Stored entries:
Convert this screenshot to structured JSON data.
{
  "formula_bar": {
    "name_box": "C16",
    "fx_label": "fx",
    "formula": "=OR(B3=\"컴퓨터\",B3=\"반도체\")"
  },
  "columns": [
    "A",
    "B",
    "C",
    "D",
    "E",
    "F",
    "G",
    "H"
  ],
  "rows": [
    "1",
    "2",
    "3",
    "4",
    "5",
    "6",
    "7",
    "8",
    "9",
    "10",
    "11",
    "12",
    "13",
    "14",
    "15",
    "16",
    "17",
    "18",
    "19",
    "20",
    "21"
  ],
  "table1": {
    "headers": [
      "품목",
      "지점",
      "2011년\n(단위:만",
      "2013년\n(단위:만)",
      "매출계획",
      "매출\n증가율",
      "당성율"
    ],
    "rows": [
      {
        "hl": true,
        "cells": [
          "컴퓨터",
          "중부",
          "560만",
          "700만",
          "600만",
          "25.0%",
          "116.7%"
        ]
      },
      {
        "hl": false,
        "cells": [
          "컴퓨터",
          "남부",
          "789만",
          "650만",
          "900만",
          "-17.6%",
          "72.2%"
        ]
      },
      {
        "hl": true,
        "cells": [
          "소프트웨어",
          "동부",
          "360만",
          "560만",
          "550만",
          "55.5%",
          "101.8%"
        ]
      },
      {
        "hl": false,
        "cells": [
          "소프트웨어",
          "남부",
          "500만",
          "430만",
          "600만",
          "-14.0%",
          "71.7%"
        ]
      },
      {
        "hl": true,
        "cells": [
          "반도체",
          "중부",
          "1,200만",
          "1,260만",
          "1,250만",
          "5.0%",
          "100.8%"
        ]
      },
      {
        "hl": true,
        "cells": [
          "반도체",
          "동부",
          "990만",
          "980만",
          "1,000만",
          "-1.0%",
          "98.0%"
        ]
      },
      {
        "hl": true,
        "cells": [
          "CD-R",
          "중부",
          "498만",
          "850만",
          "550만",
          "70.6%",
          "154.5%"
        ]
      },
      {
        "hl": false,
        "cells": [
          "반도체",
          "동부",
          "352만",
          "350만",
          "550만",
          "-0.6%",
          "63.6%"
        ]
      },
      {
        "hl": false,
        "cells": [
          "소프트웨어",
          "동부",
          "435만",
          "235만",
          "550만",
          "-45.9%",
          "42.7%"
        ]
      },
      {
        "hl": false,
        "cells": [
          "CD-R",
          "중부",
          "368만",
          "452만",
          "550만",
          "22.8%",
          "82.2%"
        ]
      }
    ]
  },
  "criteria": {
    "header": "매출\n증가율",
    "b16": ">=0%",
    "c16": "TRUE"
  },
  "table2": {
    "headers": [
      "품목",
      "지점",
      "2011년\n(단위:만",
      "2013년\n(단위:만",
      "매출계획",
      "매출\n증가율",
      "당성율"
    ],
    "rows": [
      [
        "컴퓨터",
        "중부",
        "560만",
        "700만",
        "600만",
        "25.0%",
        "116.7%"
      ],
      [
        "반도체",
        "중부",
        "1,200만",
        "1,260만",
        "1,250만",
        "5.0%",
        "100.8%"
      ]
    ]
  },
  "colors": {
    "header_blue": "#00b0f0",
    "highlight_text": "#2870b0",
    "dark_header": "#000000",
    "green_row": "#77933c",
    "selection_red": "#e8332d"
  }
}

The task:
Output every record above exactly as it appears.

Worked answer:
Convert this screenshot to structured JSON data.
{
  "formula_bar": {
    "name_box": "C16",
    "fx_label": "fx",
    "formula": "=OR(B3=\"컴퓨터\",B3=\"반도체\")"
  },
  "columns": [
    "A",
    "B",
    "C",
    "D",
    "E",
    "F",
    "G",
    "H"
  ],
  "rows": [
    "1",
    "2",
    "3",
    "4",
    "5",
    "6",
    "7",
    "8",
    "9",
    "10",
    "11",
    "12",
    "13",
    "14",
    "15",
    "16",
    "17",
    "18",
    "19",
    "20",
    "21"
  ],
  "table1": {
    "headers": [
      "품목",
      "지점",
      "2011년\n(단위:만",
      "2013년\n(단위:만)",
      "매출계획",
      "매출\n증가율",
      "당성율"
    ],
    "rows": [
      {
        "hl": true,
        "cells": [
          "컴퓨터",
          "중부",
          "560만",
          "700만",
          "600만",
          "25.0%",
          "116.7%"
        ]
      },
      {
        "hl": false,
        "cells": [
          "컴퓨터",
          "남부",
          "789만",
          "650만",
          "900만",
          "-17.6%",
          "72.2%"
        ]
      },
      {
        "hl": true,
        "cells": [
          "소프트웨어",
          "동부",
          "360만",
          "560만",
          "550만",
          "55.5%",
          "101.8%"
        ]
      },
      {
        "hl": false,
        "cells": [
          "소프트웨어",
          "남부",
          "500만",
          "430만",
          "600만",
          "-14.0%",
          "71.7%"
        ]
      },
      {
        "hl": true,
        "cells": [
          "반도체",
          "중부",
          "1,200만",
          "1,260만",
          "1,250만",
          "5.0%",
          "100.8%"
        ]
      },
      {
        "hl": true,
        "cells": [
          "반도체",
          "동부",
          "990만",
          "980만",
          "1,000만",
          "-1.0%",
          "98.0%"
        ]
      },
      {
        "hl": true,
        "cells": [
          "CD-R",
          "중부",
          "498만",
          "850만",
          "550만",
          "70.6%",
          "154.5%"
        ]
      },
      {
        "hl": false,
        "cells": [
          "반도체",
          "동부",
          "352만",
          "350만",
          "550만",
          "-0.6%",
          "63.6%"
        ]
      },
      {
        "hl": false,
        "cells": [
          "소프트웨어",
          "동부",
          "435만",
          "235만",
          "550만",
          "-45.9%",
          "42.7%"
        ]
      },
      {
        "hl": false,
        "cells": [
          "CD-R",
          "중부",
          "368만",
          "452만",
          "550만",
          "22.8%",
          "82.2%"
        ]
      }
    ]
  },
  "criteria": {
    "header": "매출\n증가율",
    "b16": ">=0%",
    "c16": "TRUE"
  },
  "table2": {
    "headers": [
      "품목",
      "지점",
      "2011년\n(단위:만",
      "2013년\n(단위:만",
      "매출계획",
      "매출\n증가율",
      "당성율"
    ],
    "rows": [
      [
        "컴퓨터",
        "중부",
        "560만",
        "700만",
        "600만",
        "25.0%",
        "116.7%"
      ],
      [
        "반도체",
        "중부",
        "1,200만",
        "1,260만",
        "1,250만",
        "5.0%",
        "100.8%"
      ]
    ]
  },
  "colors": {
    "header_blue": "#00b0f0",
    "highlight_text": "#2870b0",
    "dark_header": "#000000",
    "green_row": "#77933c",
    "selection_red": "#e8332d"
  }
}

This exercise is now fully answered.